WRITTEN INSTRUCTION ::
In the material below, list every line carrying the string "action".

TASK INPUTS ::
<<<<

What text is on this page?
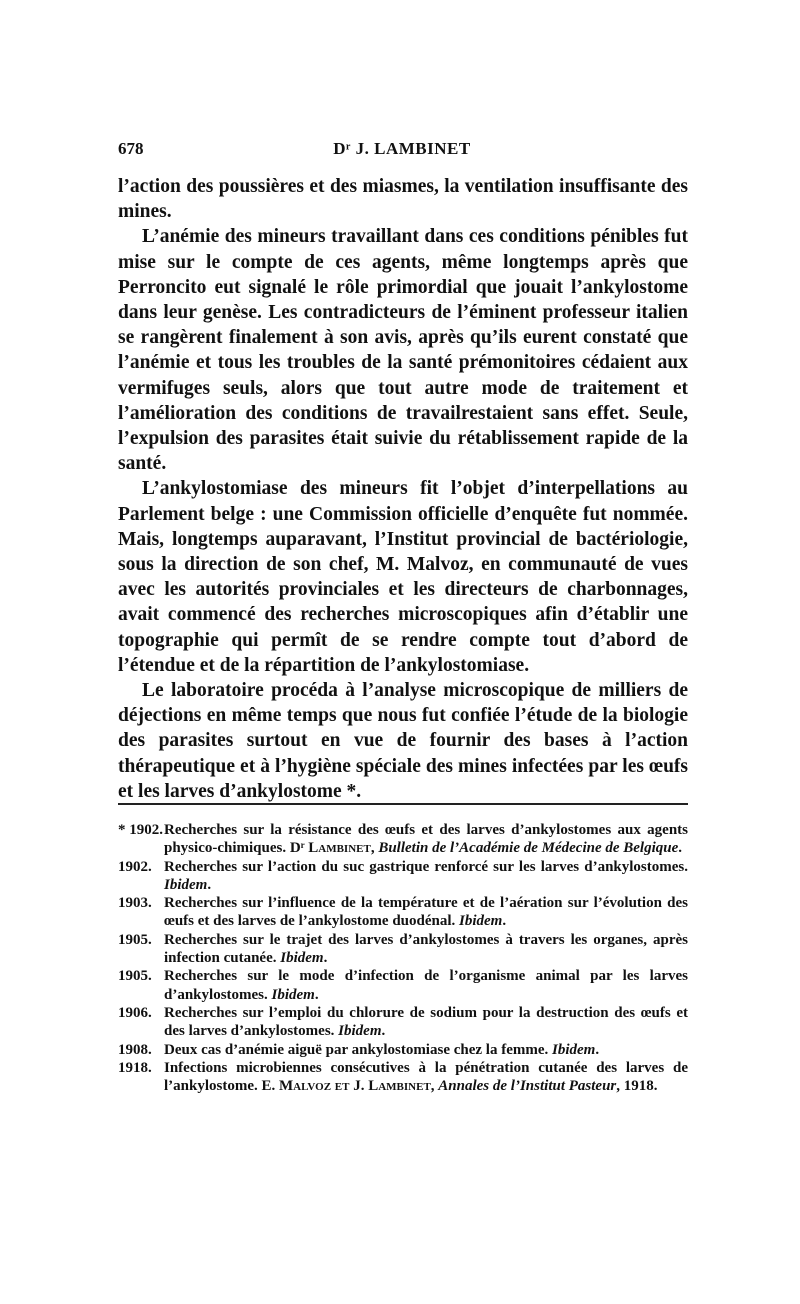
678	Dʳ J. LAMBINET

l’action des poussières et des miasmes, la ventilation insuffisante des mines.

L’anémie des mineurs travaillant dans ces conditions pénibles fut mise sur le compte de ces agents, même longtemps après que Perroncito eut signalé le rôle primordial que jouait l’ankylostome dans leur genèse. Les contradicteurs de l’éminent professeur italien se rangèrent finalement à son avis, après qu’ils eurent constaté que l’anémie et tous les troubles de la santé prémonitoires cédaient aux vermifuges seuls, alors que tout autre mode de traitement et l’amélioration des conditions de travailrestaient sans effet. Seule, l’expulsion des parasites était suivie du rétablissement rapide de la santé.

L’ankylostomiase des mineurs fit l’objet d’interpellations au Parlement belge : une Commission officielle d’enquête fut nommée. Mais, longtemps auparavant, l’Institut provincial de bactériologie, sous la direction de son chef, M. Malvoz, en communauté de vues avec les autorités provinciales et les directeurs de charbonnages, avait commencé des recherches microscopiques afin d’établir une topographie qui permît de se rendre compte tout d’abord de l’étendue et de la répartition de l’ankylostomiase.

Le laboratoire procéda à l’analyse microscopique de milliers de déjections en même temps que nous fut confiée l’étude de la biologie des parasites surtout en vue de fournir des bases à l’action thérapeutique et à l’hygiène spéciale des mines infectées par les œufs et les larves d’ankylostome *.

* 1902. Recherches sur la résistance des œufs et des larves d’ankylostomes aux agents physico-chimiques. Dʳ Lambinet, Bulletin de l’Académie de Médecine de Belgique.
1902. Recherches sur l’action du suc gastrique renforcé sur les larves d’ankylostomes. Ibidem.
1903. Recherches sur l’influence de la température et de l’aération sur l’évolution des œufs et des larves de l’ankylostome duodénal. Ibidem.
1905. Recherches sur le trajet des larves d’ankylostomes à travers les organes, après infection cutanée. Ibidem.
1905. Recherches sur le mode d’infection de l’organisme animal par les larves d’ankylostomes. Ibidem.
1906. Recherches sur l’emploi du chlorure de sodium pour la destruction des œufs et des larves d’ankylostomes. Ibidem.
1908. Deux cas d’anémie aiguë par ankylostomiase chez la femme. Ibidem.
1918. Infections microbiennes consécutives à la pénétration cutanée des larves de l’ankylostome. E. Malvoz et J. Lambinet, Annales de l’Institut Pasteur, 1918.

>>>>

ANSWER TO THIS PROBLEM ::
l’action des poussières et des miasmes, la ventilation insuffisante des mines.
Le laboratoire procéda à l’analyse microscopique de milliers de déjections en même temps que nous fut confiée l’étude de la biologie des parasites surtout en vue de fournir des bases à l’action thérapeutique et à l’hygiène spéciale des mines infectées par les œufs et les larves d’ankylostome *.
1902. Recherches sur l’action du suc gastrique renforcé sur les larves d’ankylostomes. Ibidem.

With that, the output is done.